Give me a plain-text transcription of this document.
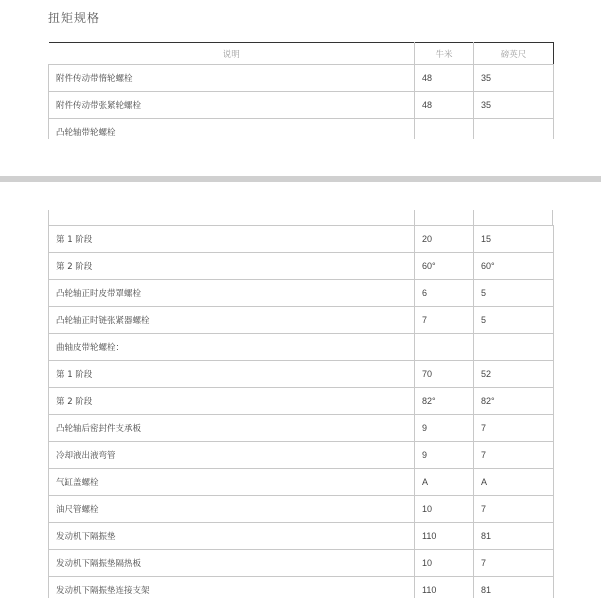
扭矩规格
说明	牛米	磅英尺
附件传动带惰轮螺栓	48	35
附件传动带张紧轮螺栓	48	35
凸轮轴带轮螺栓		
第 1 阶段	20	15
第 2 阶段	60°	60°
凸轮轴正时皮带罩螺栓	6	5
凸轮轴正时链张紧器螺栓	7	5
曲轴皮带轮螺栓：		
第 1 阶段	70	52
第 2 阶段	82°	82°
凸轮轴后密封件支承板	9	7
冷却液出液弯管	9	7
气缸盖螺栓	A	A
油尺管螺栓	10	7
发动机下隔振垫	110	81
发动机下隔振垫隔热板	10	7
发动机下隔振垫连接支架	110	81
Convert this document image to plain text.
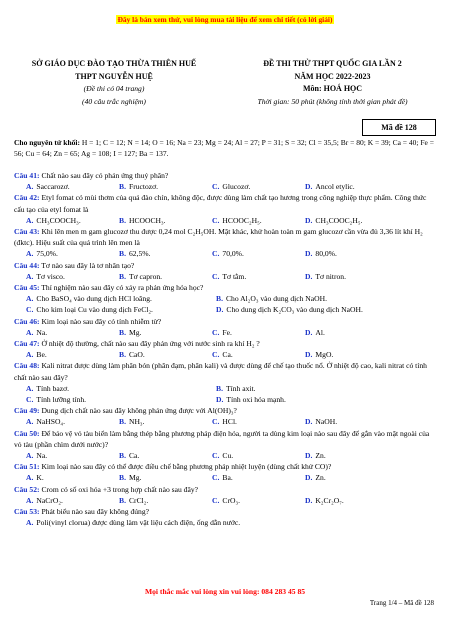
Đây là bản xem thử, vui lòng mua tài liệu để xem chi tiết (có lời giải)
SỞ GIÁO DỤC ĐÀO TẠO THỪA THIÊN HUẾ
THPT NGUYỄN HUỆ
(Đề thi có 04 trang)
(40 câu trắc nghiệm)
ĐỀ THI THỬ THPT QUỐC GIA LẦN 2
NĂM HỌC 2022-2023
Môn: HOÁ HỌC
Thời gian: 50 phút (không tính thời gian phát đề)
Mã đề 128
Cho nguyên tử khối: H = 1; C = 12; N = 14; O = 16; Na = 23; Mg = 24; Al = 27; P = 31; S = 32; Cl = 35,5; Br = 80; K = 39; Ca = 40; Fe = 56; Cu = 64; Zn = 65; Ag = 108; I = 127; Ba = 137.
Câu 41: Chất nào sau đây có phản ứng thuỷ phân?
A. Saccarozơ.	B. Fructozơ.	C. Glucozơ.	D. Ancol etylic.
Câu 42: Etyl fomat có mùi thơm của quả đào chín, không độc, được dùng làm chất tạo hương trong công nghiệp thực phẩm. Công thức cấu tạo của etyl fomat là
A. CH₃COOCH₃.	B. HCOOCH₃.	C. HCOOC₂H₅.	D. CH₃COOC₂H₅.
Câu 43: Khi lên men m gam glucozơ thu được 0,24 mol C₂H₅OH. Mặt khác, khử hoàn toàn m gam glucozơ cần vừa đủ 3,36 lít khí H₂ (đktc). Hiệu suất của quá trình lên men là
A. 75,0%.	B. 62,5%.	C. 70,0%.	D. 80,0%.
Câu 44: Tơ nào sau đây là tơ nhân tạo?
A. Tơ visco.	B. Tơ capron.	C. Tơ tằm.	D. Tơ nitron.
Câu 45: Thí nghiệm nào sau đây có xảy ra phản ứng hóa học?
A. Cho BaSO₄ vào dung dịch HCl loãng.	B. Cho Al₂O₃ vào dung dịch NaOH.
C. Cho kim loại Cu vào dung dịch FeCl₂.	D. Cho dung dịch K₂CO₃ vào dung dịch NaOH.
Câu 46: Kim loại nào sau đây có tính nhiễm từ?
A. Na.	B. Mg.	C. Fe.	D. Al.
Câu 47: Ở nhiệt độ thường, chất nào sau đây phản ứng với nước sinh ra khí H₂ ?
A. Be.	B. CaO.	C. Ca.	D. MgO.
Câu 48: Kali nitrat được dùng làm phân bón (phân đạm, phân kali) và được dùng để chế tạo thuốc nổ. Ở nhiệt độ cao, kali nitrat có tính chất nào sau đây?
A. Tính bazơ.	B. Tính axit.
C. Tính lưỡng tính.	D. Tính oxi hóa mạnh.
Câu 49: Dung dịch chất nào sau đây không phản ứng được với Al(OH)₃?
A. NaHSO₄.	B. NH₃.	C. HCl.	D. NaOH.
Câu 50: Để bảo vệ vỏ tàu biển làm bằng thép bằng phương pháp điện hóa, người ta dùng kim loại nào sau đây để gắn vào mặt ngoài của vỏ tàu (phần chìm dưới nước)?
A. Na.	B. Ca.	C. Cu.	D. Zn.
Câu 51: Kim loại nào sau đây có thể được điều chế bằng phương pháp nhiệt luyện (dùng chất khử CO)?
A. K.	B. Mg.	C. Ba.	D. Zn.
Câu 52: Crom có số oxi hóa +3 trong hợp chất nào sau đây?
A. NaCrO₂.	B. CrCl₂.	C. CrO₃.	D. K₂Cr₂O₇.
Câu 53: Phát biểu nào sau đây không đúng?
A. Poli(vinyl clorua) được dùng làm vật liệu cách điện, ống dẫn nước.
Mọi thắc mắc vui lòng xin vui lòng: 084 283 45 85
Trang 1/4 – Mã đề 128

* [Exercise requirements] Scan the material above. Extract every line in which the word "NaOH" occurs.

* [Solved problem]
A. Cho BaSO₄ vào dung dịch HCl loãng.	B. Cho Al₂O₃ vào dung dịch NaOH.
C. Cho kim loại Cu vào dung dịch FeCl₂.	D. Cho dung dịch K₂CO₃ vào dung dịch NaOH.
A. NaHSO₄.	B. NH₃.	C. HCl.	D. NaOH.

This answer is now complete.